▶ Input material:
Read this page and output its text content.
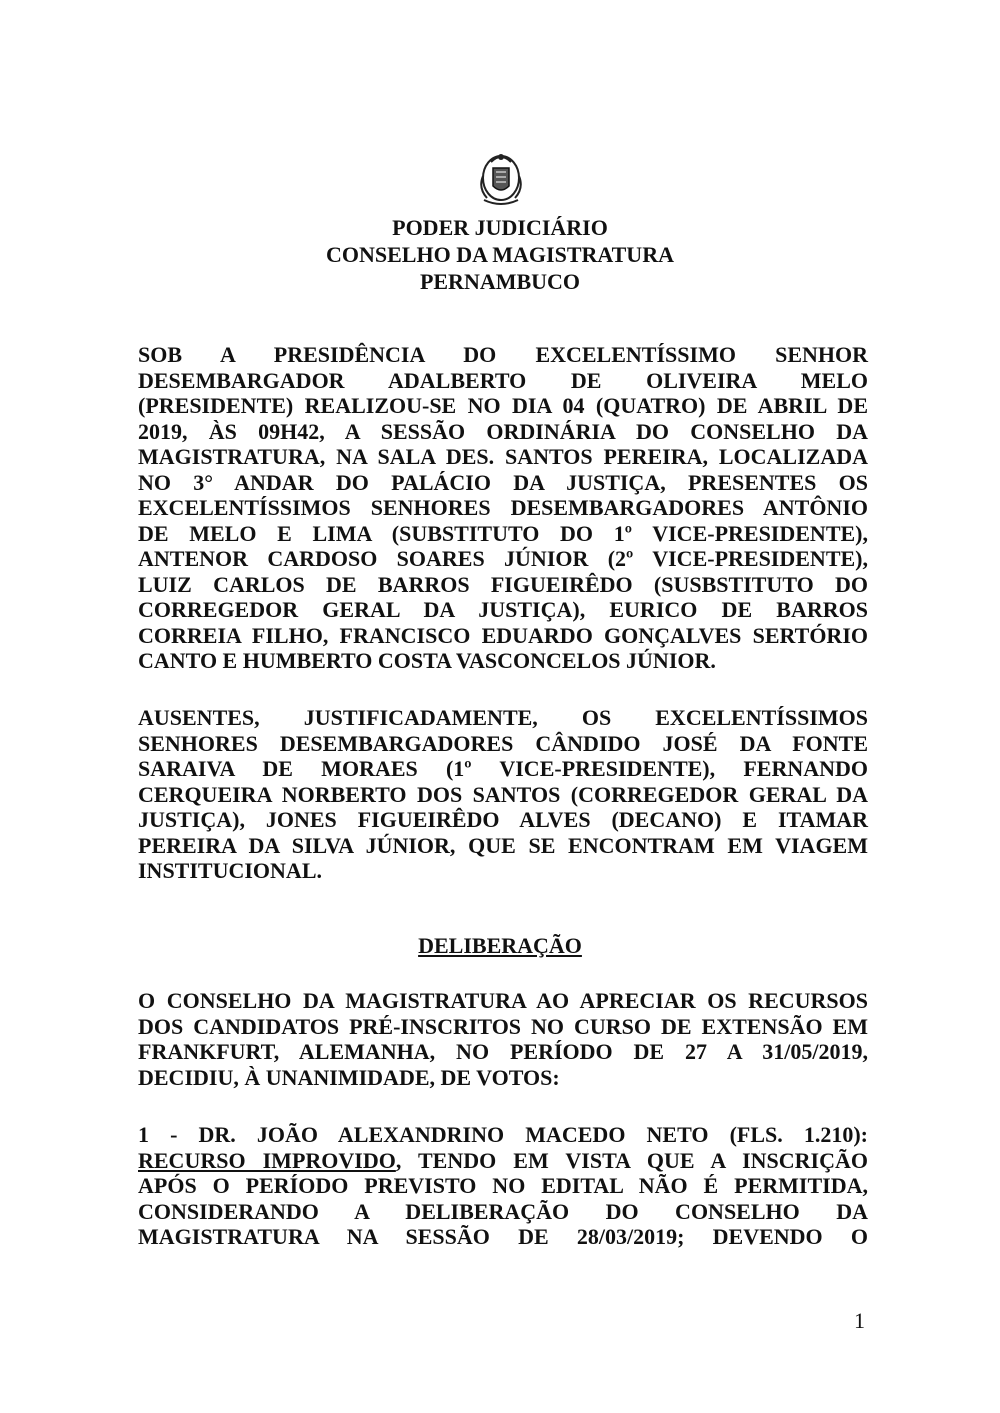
PODER JUDICIÁRIO
CONSELHO DA MAGISTRATURA
PERNAMBUCO
SOB A PRESIDÊNCIA DO EXCELENTÍSSIMO SENHOR
DESEMBARGADOR ADALBERTO DE OLIVEIRA MELO
(PRESIDENTE) REALIZOU-SE NO DIA 04 (QUATRO) DE ABRIL DE
2019, ÀS 09H42, A SESSÃO ORDINÁRIA DO CONSELHO DA
MAGISTRATURA, NA SALA DES. SANTOS PEREIRA, LOCALIZADA
NO 3° ANDAR DO PALÁCIO DA JUSTIÇA, PRESENTES OS
EXCELENTÍSSIMOS SENHORES DESEMBARGADORES ANTÔNIO
DE MELO E LIMA (SUBSTITUTO DO 1º VICE-PRESIDENTE),
ANTENOR CARDOSO SOARES JÚNIOR (2º VICE-PRESIDENTE),
LUIZ CARLOS DE BARROS FIGUEIRÊDO (SUSBSTITUTO DO
CORREGEDOR GERAL DA JUSTIÇA), EURICO DE BARROS
CORREIA FILHO, FRANCISCO EDUARDO GONÇALVES SERTÓRIO
CANTO E HUMBERTO COSTA VASCONCELOS JÚNIOR.
AUSENTES, JUSTIFICADAMENTE, OS EXCELENTÍSSIMOS
SENHORES DESEMBARGADORES CÂNDIDO JOSÉ DA FONTE
SARAIVA DE MORAES (1º VICE-PRESIDENTE), FERNANDO
CERQUEIRA NORBERTO DOS SANTOS (CORREGEDOR GERAL DA
JUSTIÇA), JONES FIGUEIRÊDO ALVES (DECANO) E ITAMAR
PEREIRA DA SILVA JÚNIOR, QUE SE ENCONTRAM EM VIAGEM
INSTITUCIONAL.
DELIBERAÇÃO
O CONSELHO DA MAGISTRATURA AO APRECIAR OS RECURSOS
DOS CANDIDATOS PRÉ-INSCRITOS NO CURSO DE EXTENSÃO EM
FRANKFURT, ALEMANHA, NO PERÍODO DE 27 A 31/05/2019,
DECIDIU, À UNANIMIDADE, DE VOTOS:
1 - DR. JOÃO ALEXANDRINO MACEDO NETO (FLS. 1.210):
RECURSO IMPROVIDO, TENDO EM VISTA QUE A INSCRIÇÃO
APÓS O PERÍODO PREVISTO NO EDITAL NÃO É PERMITIDA,
CONSIDERANDO A DELIBERAÇÃO DO CONSELHO DA
MAGISTRATURA NA SESSÃO DE 28/03/2019; DEVENDO O
1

▶ Set task: Return the material exactly as given, apart from the pictures.

▶ Worked answer:
Read this page and output its text content.
PODER JUDICIÁRIO
CONSELHO DA MAGISTRATURA
PERNAMBUCO
SOB A PRESIDÊNCIA DO EXCELENTÍSSIMO SENHOR
DESEMBARGADOR ADALBERTO DE OLIVEIRA MELO
(PRESIDENTE) REALIZOU-SE NO DIA 04 (QUATRO) DE ABRIL DE
2019, ÀS 09H42, A SESSÃO ORDINÁRIA DO CONSELHO DA
MAGISTRATURA, NA SALA DES. SANTOS PEREIRA, LOCALIZADA
NO 3° ANDAR DO PALÁCIO DA JUSTIÇA, PRESENTES OS
EXCELENTÍSSIMOS SENHORES DESEMBARGADORES ANTÔNIO
DE MELO E LIMA (SUBSTITUTO DO 1º VICE-PRESIDENTE),
ANTENOR CARDOSO SOARES JÚNIOR (2º VICE-PRESIDENTE),
LUIZ CARLOS DE BARROS FIGUEIRÊDO (SUSBSTITUTO DO
CORREGEDOR GERAL DA JUSTIÇA), EURICO DE BARROS
CORREIA FILHO, FRANCISCO EDUARDO GONÇALVES SERTÓRIO
CANTO E HUMBERTO COSTA VASCONCELOS JÚNIOR.
AUSENTES, JUSTIFICADAMENTE, OS EXCELENTÍSSIMOS
SENHORES DESEMBARGADORES CÂNDIDO JOSÉ DA FONTE
SARAIVA DE MORAES (1º VICE-PRESIDENTE), FERNANDO
CERQUEIRA NORBERTO DOS SANTOS (CORREGEDOR GERAL DA
JUSTIÇA), JONES FIGUEIRÊDO ALVES (DECANO) E ITAMAR
PEREIRA DA SILVA JÚNIOR, QUE SE ENCONTRAM EM VIAGEM
INSTITUCIONAL.
DELIBERAÇÃO
O CONSELHO DA MAGISTRATURA AO APRECIAR OS RECURSOS
DOS CANDIDATOS PRÉ-INSCRITOS NO CURSO DE EXTENSÃO EM
FRANKFURT, ALEMANHA, NO PERÍODO DE 27 A 31/05/2019,
DECIDIU, À UNANIMIDADE, DE VOTOS:
1 - DR. JOÃO ALEXANDRINO MACEDO NETO (FLS. 1.210):
RECURSO IMPROVIDO, TENDO EM VISTA QUE A INSCRIÇÃO
APÓS O PERÍODO PREVISTO NO EDITAL NÃO É PERMITIDA,
CONSIDERANDO A DELIBERAÇÃO DO CONSELHO DA
MAGISTRATURA NA SESSÃO DE 28/03/2019; DEVENDO O
1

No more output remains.